■ **ASSIGNMENT**: For every line below, output the text exactly and leave out images.

Data tied to figure images:
=== Begin Enclosure ===
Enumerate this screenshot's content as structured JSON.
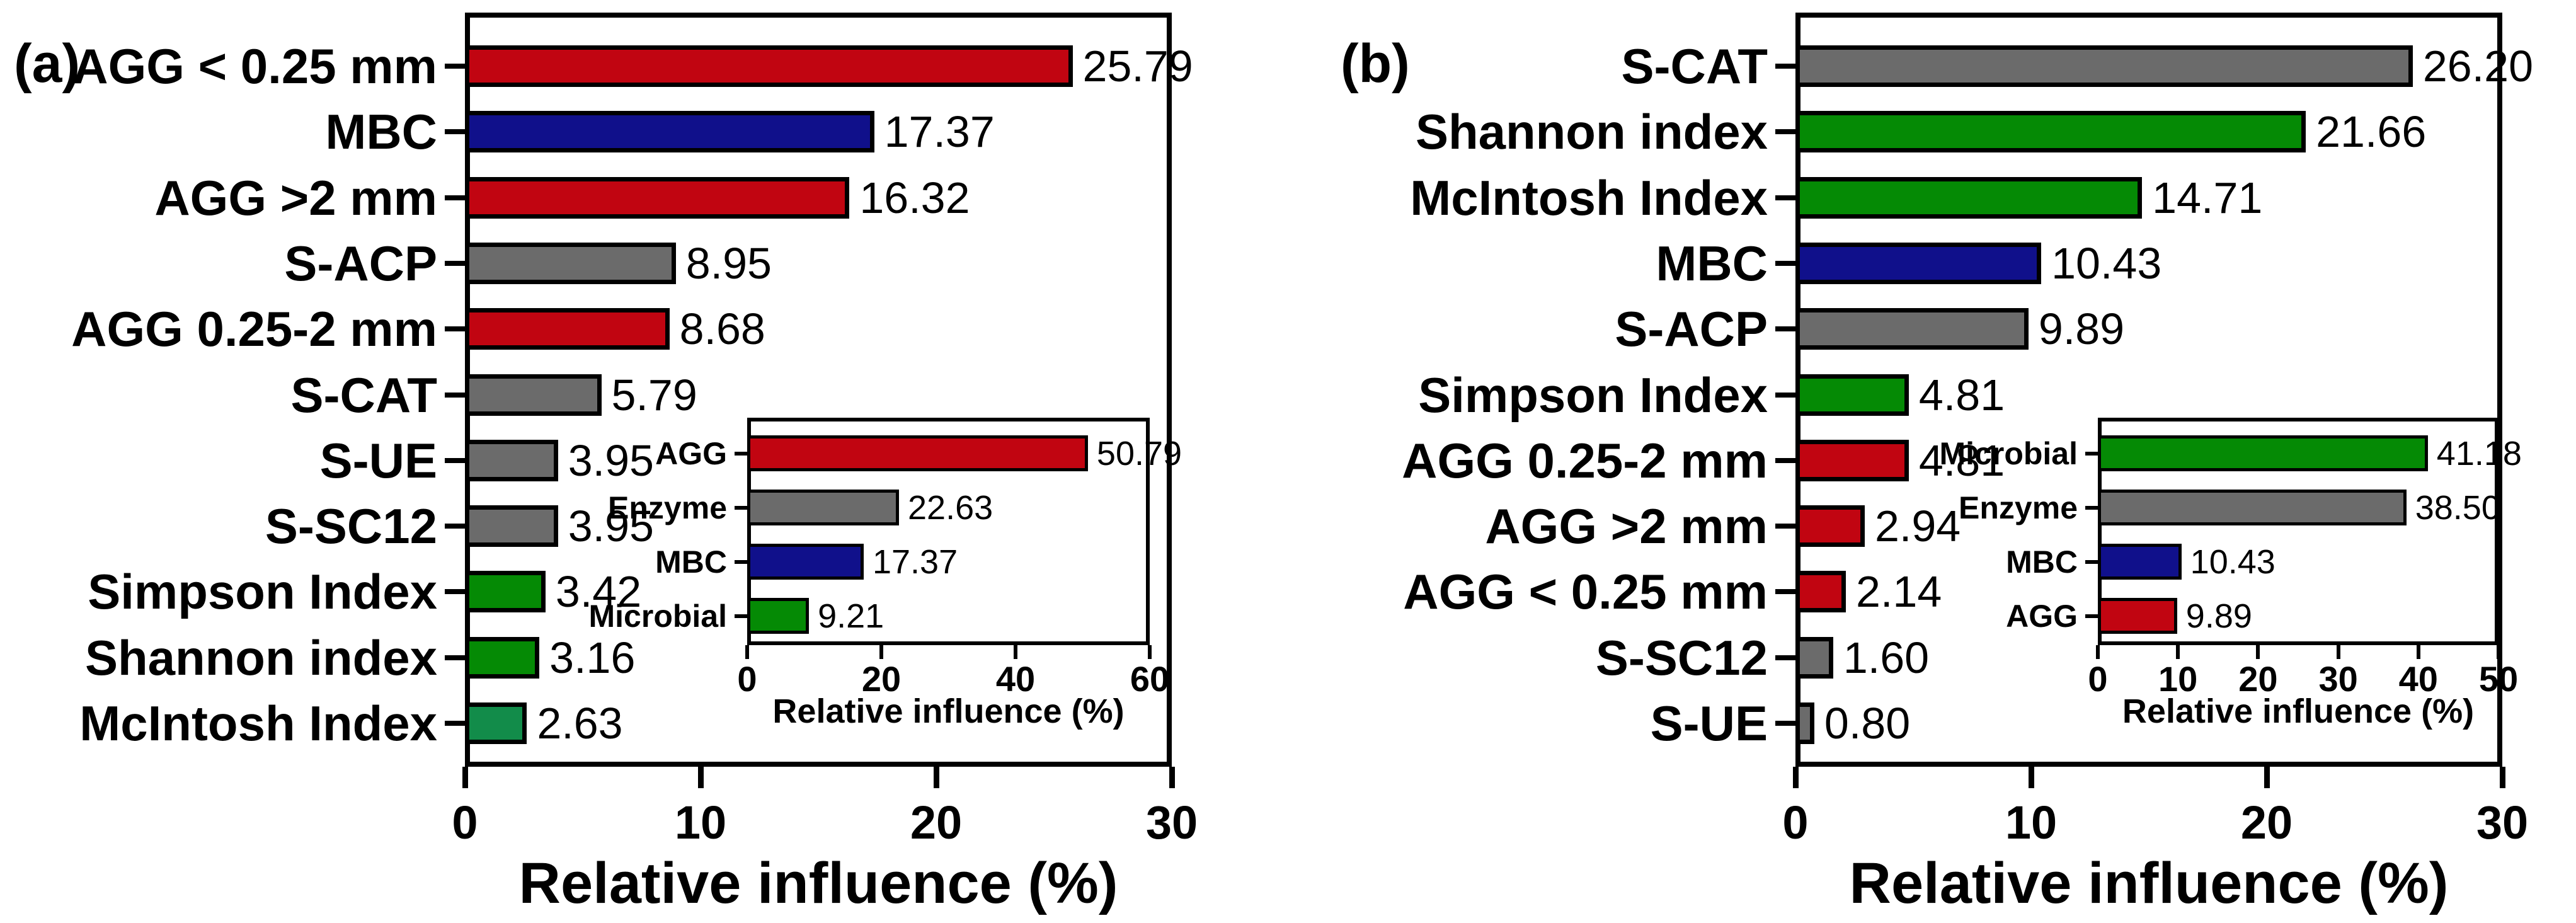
{
  "panels": {
    "a": {
      "tag": "(a)"
    },
    "b": {
      "tag": "(b)"
    }
  },
  "colors": {
    "agg_red": "#C10511",
    "mbc_blue": "#10108B",
    "enzyme_gray": "#6B6B6B",
    "microbial_green": "#058A05",
    "mcintosh_seagreen": "#128C4A",
    "bar_border": "#000000",
    "text": "#000000"
  },
  "chart_data": [
    {
      "id": "panel-a-main",
      "type": "bar",
      "orientation": "horizontal",
      "title": "",
      "xlabel": "Relative influence (%)",
      "xlim": [
        0,
        30
      ],
      "xticks": [
        "0",
        "10",
        "20",
        "30"
      ],
      "grid": false,
      "legend": "none",
      "categories": [
        "AGG < 0.25 mm",
        "MBC",
        "AGG >2 mm",
        "S-ACP",
        "AGG 0.25-2 mm",
        "S-CAT",
        "S-UE",
        "S-SC12",
        "Simpson Index",
        "Shannon index",
        "McIntosh Index"
      ],
      "values": [
        25.79,
        17.37,
        16.32,
        8.95,
        8.68,
        5.79,
        3.95,
        3.95,
        3.42,
        3.16,
        2.63
      ],
      "value_labels": [
        "25.79",
        "17.37",
        "16.32",
        "8.95",
        "8.68",
        "5.79",
        "3.95",
        "3.95",
        "3.42",
        "3.16",
        "2.63"
      ],
      "bar_colors": [
        "#C10511",
        "#10108B",
        "#C10511",
        "#6B6B6B",
        "#C10511",
        "#6B6B6B",
        "#6B6B6B",
        "#6B6B6B",
        "#058A05",
        "#058A05",
        "#128C4A"
      ]
    },
    {
      "id": "panel-a-inset",
      "type": "bar",
      "orientation": "horizontal",
      "title": "",
      "xlabel": "Relative influence (%)",
      "xlim": [
        0,
        60
      ],
      "xticks": [
        "0",
        "20",
        "40",
        "60"
      ],
      "grid": false,
      "legend": "none",
      "categories": [
        "AGG",
        "Enzyme",
        "MBC",
        "Microbial"
      ],
      "values": [
        50.79,
        22.63,
        17.37,
        9.21
      ],
      "value_labels": [
        "50.79",
        "22.63",
        "17.37",
        "9.21"
      ],
      "bar_colors": [
        "#C10511",
        "#6B6B6B",
        "#10108B",
        "#058A05"
      ]
    },
    {
      "id": "panel-b-main",
      "type": "bar",
      "orientation": "horizontal",
      "title": "",
      "xlabel": "Relative influence (%)",
      "xlim": [
        0,
        30
      ],
      "xticks": [
        "0",
        "10",
        "20",
        "30"
      ],
      "grid": false,
      "legend": "none",
      "categories": [
        "S-CAT",
        "Shannon index",
        "McIntosh Index",
        "MBC",
        "S-ACP",
        "Simpson Index",
        "AGG 0.25-2 mm",
        "AGG >2 mm",
        "AGG < 0.25 mm",
        "S-SC12",
        "S-UE"
      ],
      "values": [
        26.2,
        21.66,
        14.71,
        10.43,
        9.89,
        4.81,
        4.81,
        2.94,
        2.14,
        1.6,
        0.8
      ],
      "value_labels": [
        "26.20",
        "21.66",
        "14.71",
        "10.43",
        "9.89",
        "4.81",
        "4.81",
        "2.94",
        "2.14",
        "1.60",
        "0.80"
      ],
      "bar_colors": [
        "#6B6B6B",
        "#058A05",
        "#058A05",
        "#10108B",
        "#6B6B6B",
        "#058A05",
        "#C10511",
        "#C10511",
        "#C10511",
        "#6B6B6B",
        "#6B6B6B"
      ]
    },
    {
      "id": "panel-b-inset",
      "type": "bar",
      "orientation": "horizontal",
      "title": "",
      "xlabel": "Relative influence (%)",
      "xlim": [
        0,
        50
      ],
      "xticks": [
        "0",
        "10",
        "20",
        "30",
        "40",
        "50"
      ],
      "grid": false,
      "legend": "none",
      "categories": [
        "Microbial",
        "Enzyme",
        "MBC",
        "AGG"
      ],
      "values": [
        41.18,
        38.5,
        10.43,
        9.89
      ],
      "value_labels": [
        "41.18",
        "38.50",
        "10.43",
        "9.89"
      ],
      "bar_colors": [
        "#058A05",
        "#6B6B6B",
        "#10108B",
        "#C10511"
      ]
    }
  ]
}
=== End Enclosure ===
■ **RESPONSE AREA**:
Enumerate this screenshot's content as structured JSON.
{
  "panels": {
    "a": {
      "tag": "(a)"
    },
    "b": {
      "tag": "(b)"
    }
  },
  "colors": {
    "agg_red": "#C10511",
    "mbc_blue": "#10108B",
    "enzyme_gray": "#6B6B6B",
    "microbial_green": "#058A05",
    "mcintosh_seagreen": "#128C4A",
    "bar_border": "#000000",
    "text": "#000000"
  },
  "chart_data": [
    {
      "id": "panel-a-main",
      "type": "bar",
      "orientation": "horizontal",
      "title": "",
      "xlabel": "Relative influence (%)",
      "xlim": [
        0,
        30
      ],
      "xticks": [
        "0",
        "10",
        "20",
        "30"
      ],
      "grid": false,
      "legend": "none",
      "categories": [
        "AGG < 0.25 mm",
        "MBC",
        "AGG >2 mm",
        "S-ACP",
        "AGG 0.25-2 mm",
        "S-CAT",
        "S-UE",
        "S-SC12",
        "Simpson Index",
        "Shannon index",
        "McIntosh Index"
      ],
      "values": [
        25.79,
        17.37,
        16.32,
        8.95,
        8.68,
        5.79,
        3.95,
        3.95,
        3.42,
        3.16,
        2.63
      ],
      "value_labels": [
        "25.79",
        "17.37",
        "16.32",
        "8.95",
        "8.68",
        "5.79",
        "3.95",
        "3.95",
        "3.42",
        "3.16",
        "2.63"
      ],
      "bar_colors": [
        "#C10511",
        "#10108B",
        "#C10511",
        "#6B6B6B",
        "#C10511",
        "#6B6B6B",
        "#6B6B6B",
        "#6B6B6B",
        "#058A05",
        "#058A05",
        "#128C4A"
      ]
    },
    {
      "id": "panel-a-inset",
      "type": "bar",
      "orientation": "horizontal",
      "title": "",
      "xlabel": "Relative influence (%)",
      "xlim": [
        0,
        60
      ],
      "xticks": [
        "0",
        "20",
        "40",
        "60"
      ],
      "grid": false,
      "legend": "none",
      "categories": [
        "AGG",
        "Enzyme",
        "MBC",
        "Microbial"
      ],
      "values": [
        50.79,
        22.63,
        17.37,
        9.21
      ],
      "value_labels": [
        "50.79",
        "22.63",
        "17.37",
        "9.21"
      ],
      "bar_colors": [
        "#C10511",
        "#6B6B6B",
        "#10108B",
        "#058A05"
      ]
    },
    {
      "id": "panel-b-main",
      "type": "bar",
      "orientation": "horizontal",
      "title": "",
      "xlabel": "Relative influence (%)",
      "xlim": [
        0,
        30
      ],
      "xticks": [
        "0",
        "10",
        "20",
        "30"
      ],
      "grid": false,
      "legend": "none",
      "categories": [
        "S-CAT",
        "Shannon index",
        "McIntosh Index",
        "MBC",
        "S-ACP",
        "Simpson Index",
        "AGG 0.25-2 mm",
        "AGG >2 mm",
        "AGG < 0.25 mm",
        "S-SC12",
        "S-UE"
      ],
      "values": [
        26.2,
        21.66,
        14.71,
        10.43,
        9.89,
        4.81,
        4.81,
        2.94,
        2.14,
        1.6,
        0.8
      ],
      "value_labels": [
        "26.20",
        "21.66",
        "14.71",
        "10.43",
        "9.89",
        "4.81",
        "4.81",
        "2.94",
        "2.14",
        "1.60",
        "0.80"
      ],
      "bar_colors": [
        "#6B6B6B",
        "#058A05",
        "#058A05",
        "#10108B",
        "#6B6B6B",
        "#058A05",
        "#C10511",
        "#C10511",
        "#C10511",
        "#6B6B6B",
        "#6B6B6B"
      ]
    },
    {
      "id": "panel-b-inset",
      "type": "bar",
      "orientation": "horizontal",
      "title": "",
      "xlabel": "Relative influence (%)",
      "xlim": [
        0,
        50
      ],
      "xticks": [
        "0",
        "10",
        "20",
        "30",
        "40",
        "50"
      ],
      "grid": false,
      "legend": "none",
      "categories": [
        "Microbial",
        "Enzyme",
        "MBC",
        "AGG"
      ],
      "values": [
        41.18,
        38.5,
        10.43,
        9.89
      ],
      "value_labels": [
        "41.18",
        "38.50",
        "10.43",
        "9.89"
      ],
      "bar_colors": [
        "#058A05",
        "#6B6B6B",
        "#10108B",
        "#C10511"
      ]
    }
  ]
}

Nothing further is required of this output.